══ Given information

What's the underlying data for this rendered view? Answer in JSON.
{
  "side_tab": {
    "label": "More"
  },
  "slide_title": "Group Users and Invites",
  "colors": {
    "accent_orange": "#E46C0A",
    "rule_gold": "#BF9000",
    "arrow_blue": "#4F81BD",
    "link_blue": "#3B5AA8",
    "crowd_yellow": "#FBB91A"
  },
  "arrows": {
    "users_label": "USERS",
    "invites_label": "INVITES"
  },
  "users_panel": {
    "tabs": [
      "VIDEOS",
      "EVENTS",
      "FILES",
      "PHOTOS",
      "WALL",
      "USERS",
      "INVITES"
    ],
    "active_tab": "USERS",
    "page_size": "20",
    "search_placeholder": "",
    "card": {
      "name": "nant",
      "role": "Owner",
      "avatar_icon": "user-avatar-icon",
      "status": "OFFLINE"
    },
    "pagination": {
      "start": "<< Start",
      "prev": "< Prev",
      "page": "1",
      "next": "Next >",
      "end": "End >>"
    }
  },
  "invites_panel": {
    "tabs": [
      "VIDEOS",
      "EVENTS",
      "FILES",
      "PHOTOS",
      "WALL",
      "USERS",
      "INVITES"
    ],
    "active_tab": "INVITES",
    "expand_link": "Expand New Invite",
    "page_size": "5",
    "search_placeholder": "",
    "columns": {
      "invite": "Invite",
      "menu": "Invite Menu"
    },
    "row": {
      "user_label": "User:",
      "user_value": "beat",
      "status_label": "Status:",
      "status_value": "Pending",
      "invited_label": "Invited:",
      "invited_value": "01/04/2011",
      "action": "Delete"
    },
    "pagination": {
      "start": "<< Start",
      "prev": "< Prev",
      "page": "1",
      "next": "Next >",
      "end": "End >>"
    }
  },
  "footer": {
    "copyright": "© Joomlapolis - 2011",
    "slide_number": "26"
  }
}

════

* Prompt: Take the material above and return all of it exactly.

* Complete output:
What's the underlying data for this rendered view? Answer in JSON.
{
  "side_tab": {
    "label": "More"
  },
  "slide_title": "Group Users and Invites",
  "colors": {
    "accent_orange": "#E46C0A",
    "rule_gold": "#BF9000",
    "arrow_blue": "#4F81BD",
    "link_blue": "#3B5AA8",
    "crowd_yellow": "#FBB91A"
  },
  "arrows": {
    "users_label": "USERS",
    "invites_label": "INVITES"
  },
  "users_panel": {
    "tabs": [
      "VIDEOS",
      "EVENTS",
      "FILES",
      "PHOTOS",
      "WALL",
      "USERS",
      "INVITES"
    ],
    "active_tab": "USERS",
    "page_size": "20",
    "search_placeholder": "",
    "card": {
      "name": "nant",
      "role": "Owner",
      "avatar_icon": "user-avatar-icon",
      "status": "OFFLINE"
    },
    "pagination": {
      "start": "<< Start",
      "prev": "< Prev",
      "page": "1",
      "next": "Next >",
      "end": "End >>"
    }
  },
  "invites_panel": {
    "tabs": [
      "VIDEOS",
      "EVENTS",
      "FILES",
      "PHOTOS",
      "WALL",
      "USERS",
      "INVITES"
    ],
    "active_tab": "INVITES",
    "expand_link": "Expand New Invite",
    "page_size": "5",
    "search_placeholder": "",
    "columns": {
      "invite": "Invite",
      "menu": "Invite Menu"
    },
    "row": {
      "user_label": "User:",
      "user_value": "beat",
      "status_label": "Status:",
      "status_value": "Pending",
      "invited_label": "Invited:",
      "invited_value": "01/04/2011",
      "action": "Delete"
    },
    "pagination": {
      "start": "<< Start",
      "prev": "< Prev",
      "page": "1",
      "next": "Next >",
      "end": "End >>"
    }
  },
  "footer": {
    "copyright": "© Joomlapolis - 2011",
    "slide_number": "26"
  }
}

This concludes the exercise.